:: STATED PROBLEM ::
Copy each line of the data below exactly, leaving out pictures.

_ _ _ _ _

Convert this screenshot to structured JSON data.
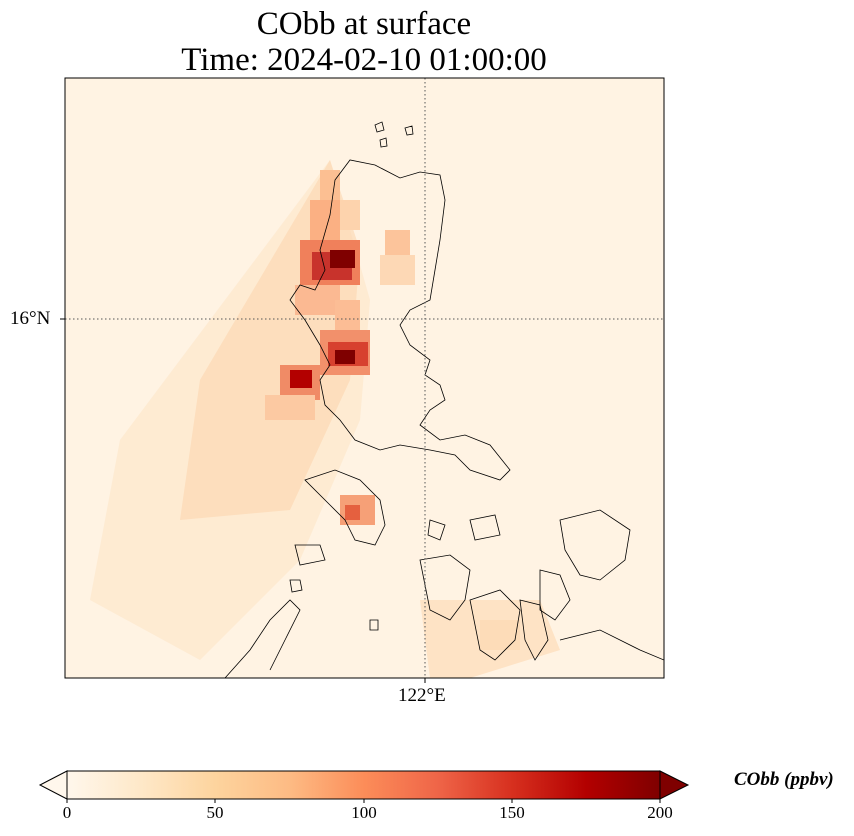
{
  "title": {
    "line1": "CObb at surface",
    "line2": "Time: 2024-02-10 01:00:00"
  },
  "axes": {
    "lat_tick": "16°N",
    "lon_tick": "122°E"
  },
  "colorbar": {
    "label": "CObb (ppbv)",
    "min": 0,
    "max": 200,
    "ticks": [
      "0",
      "50",
      "100",
      "150",
      "200"
    ],
    "colormap": "OrRd",
    "colors": [
      "#fff7ec",
      "#fee8c8",
      "#fdd49e",
      "#fdbb84",
      "#fc8d59",
      "#ef6548",
      "#d7301f",
      "#b30000",
      "#7f0000"
    ]
  },
  "map": {
    "background": "#fff3e3",
    "gridline_style": "dotted",
    "coastline_color": "#000000"
  }
}
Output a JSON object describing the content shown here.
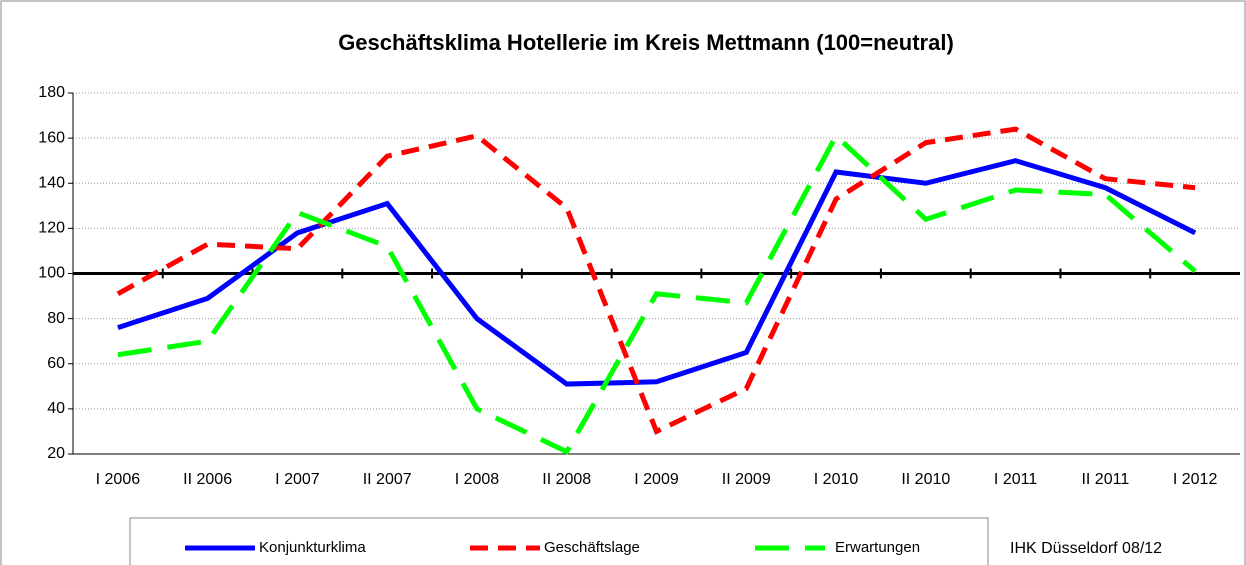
{
  "chart_data": {
    "type": "line",
    "title": "Geschäftsklima Hotellerie im Kreis Mettmann (100=neutral)",
    "categories": [
      "I 2006",
      "II 2006",
      "I 2007",
      "II 2007",
      "I 2008",
      "II 2008",
      "I 2009",
      "II 2009",
      "I 2010",
      "II 2010",
      "I 2011",
      "II 2011",
      "I 2012"
    ],
    "series": [
      {
        "name": "Konjunkturklima",
        "color": "#0000ff",
        "dash": "solid",
        "values": [
          76,
          89,
          118,
          131,
          80,
          51,
          52,
          65,
          145,
          140,
          150,
          138,
          118
        ]
      },
      {
        "name": "Geschäftslage",
        "color": "#ff0000",
        "dash": "dashed",
        "values": [
          91,
          113,
          111,
          152,
          161,
          129,
          30,
          49,
          133,
          158,
          164,
          142,
          138
        ]
      },
      {
        "name": "Erwartungen",
        "color": "#00ff00",
        "dash": "longdash",
        "values": [
          64,
          70,
          127,
          112,
          40,
          21,
          91,
          87,
          161,
          124,
          137,
          135,
          101
        ]
      }
    ],
    "ylim": [
      20,
      180
    ],
    "yticks": [
      20,
      40,
      60,
      80,
      100,
      120,
      140,
      160,
      180
    ],
    "grid": true,
    "reference_line": 100,
    "source": "IHK Düsseldorf 08/12"
  }
}
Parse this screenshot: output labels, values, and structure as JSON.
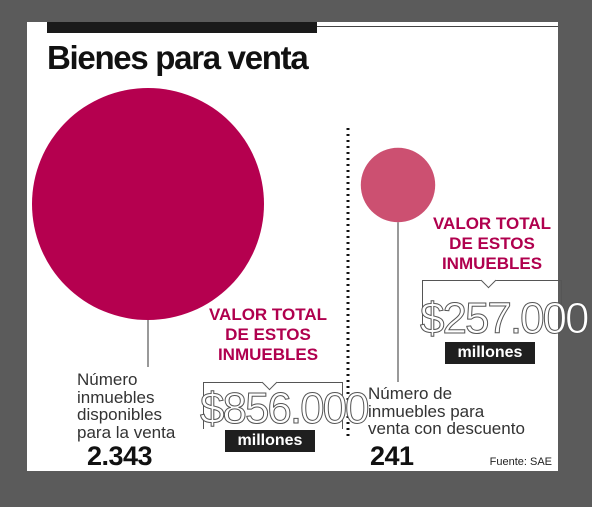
{
  "chart_data": {
    "type": "bubble",
    "title": "Bienes para venta",
    "source": "Fuente: SAE",
    "series": [
      {
        "label": "Número inmuebles disponibles para la venta",
        "count": 2343,
        "count_label": "2.343",
        "value_title": "VALOR TOTAL DE ESTOS INMUEBLES",
        "value": 856000,
        "value_label": "$856.000",
        "value_unit": "millones",
        "color": "#b5004f"
      },
      {
        "label": "Número de inmuebles para venta con descuento",
        "count": 241,
        "count_label": "241",
        "value_title": "VALOR TOTAL DE ESTOS INMUEBLES",
        "value": 257000,
        "value_label": "$257.000",
        "value_unit": "millones",
        "color": "#cc5071"
      }
    ]
  },
  "panel_left": {
    "label": "Número\ninmuebles\ndisponibles\npara la venta",
    "value_title": "VALOR TOTAL\nDE ESTOS\nINMUEBLES"
  },
  "panel_right": {
    "label": "Número de\ninmuebles para\nventa con descuento",
    "value_title": "VALOR TOTAL\nDE ESTOS\nINMUEBLES"
  }
}
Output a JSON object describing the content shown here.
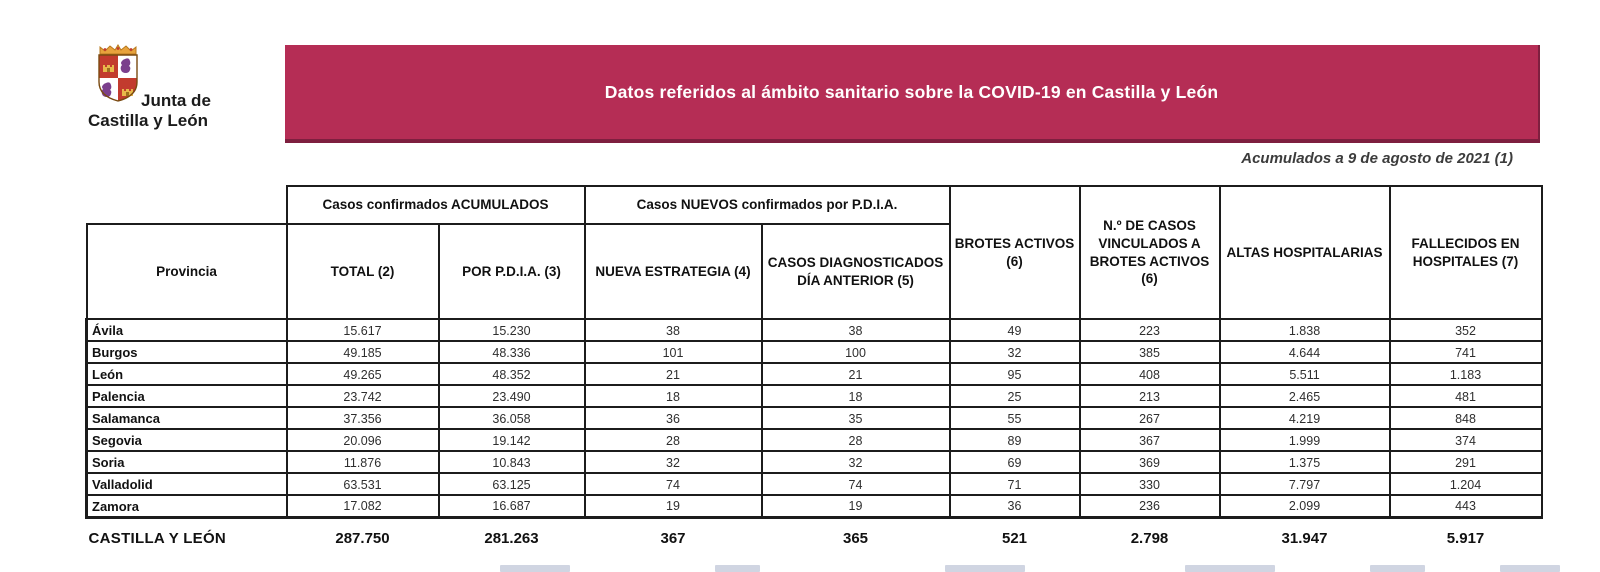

_ _ _ _ _

:: EXPECTED ANSWER ::
Convert this screenshot to structured JSON data.
{
  "title": {
    "line1": "CObb at surface",
    "line2": "Time: 2024-02-10 01:00:00"
  },
  "axes": {
    "lat_tick": "16°N",
    "lon_tick": "122°E"
  },
  "colorbar": {
    "label": "CObb (ppbv)",
    "min": 0,
    "max": 200,
    "ticks": [
      "0",
      "50",
      "100",
      "150",
      "200"
    ],
    "colormap": "OrRd",
    "colors": [
      "#fff7ec",
      "#fee8c8",
      "#fdd49e",
      "#fdbb84",
      "#fc8d59",
      "#ef6548",
      "#d7301f",
      "#b30000",
      "#7f0000"
    ]
  },
  "map": {
    "background": "#fff3e3",
    "gridline_style": "dotted",
    "coastline_color": "#000000"
  }
}
Output a JSON object describing the content shown here.
{
  "chart_data": {
    "type": "line",
    "title": "Geschäftsklima Hotellerie im Kreis Mettmann (100=neutral)",
    "categories": [
      "I 2006",
      "II 2006",
      "I 2007",
      "II 2007",
      "I 2008",
      "II 2008",
      "I 2009",
      "II 2009",
      "I 2010",
      "II 2010",
      "I 2011",
      "II 2011",
      "I 2012"
    ],
    "series": [
      {
        "name": "Konjunkturklima",
        "color": "#0000ff",
        "dash": "solid",
        "values": [
          76,
          89,
          118,
          131,
          80,
          51,
          52,
          65,
          145,
          140,
          150,
          138,
          118
        ]
      },
      {
        "name": "Geschäftslage",
        "color": "#ff0000",
        "dash": "dashed",
        "values": [
          91,
          113,
          111,
          152,
          161,
          129,
          30,
          49,
          133,
          158,
          164,
          142,
          138
        ]
      },
      {
        "name": "Erwartungen",
        "color": "#00ff00",
        "dash": "longdash",
        "values": [
          64,
          70,
          127,
          112,
          40,
          21,
          91,
          87,
          161,
          124,
          137,
          135,
          101
        ]
      }
    ],
    "ylim": [
      20,
      180
    ],
    "yticks": [
      20,
      40,
      60,
      80,
      100,
      120,
      140,
      160,
      180
    ],
    "grid": true,
    "reference_line": 100,
    "source": "IHK Düsseldorf 08/12"
  }
}
Parse this screenshot: output labels, values, and structure as JSON.
{
  "chart_data": {
    "type": "bubble",
    "title": "Bienes para venta",
    "source": "Fuente: SAE",
    "series": [
      {
        "label": "Número inmuebles disponibles para la venta",
        "count": 2343,
        "count_label": "2.343",
        "value_title": "VALOR TOTAL DE ESTOS INMUEBLES",
        "value": 856000,
        "value_label": "$856.000",
        "value_unit": "millones",
        "color": "#b5004f"
      },
      {
        "label": "Número de inmuebles para venta con descuento",
        "count": 241,
        "count_label": "241",
        "value_title": "VALOR TOTAL DE ESTOS INMUEBLES",
        "value": 257000,
        "value_label": "$257.000",
        "value_unit": "millones",
        "color": "#cc5071"
      }
    ]
  },
  "panel_left": {
    "label": "Número\ninmuebles\ndisponibles\npara la venta",
    "value_title": "VALOR TOTAL\nDE ESTOS\nINMUEBLES"
  },
  "panel_right": {
    "label": "Número de\ninmuebles para\nventa con descuento",
    "value_title": "VALOR TOTAL\nDE ESTOS\nINMUEBLES"
  }
}
Output a JSON object describing the content shown here.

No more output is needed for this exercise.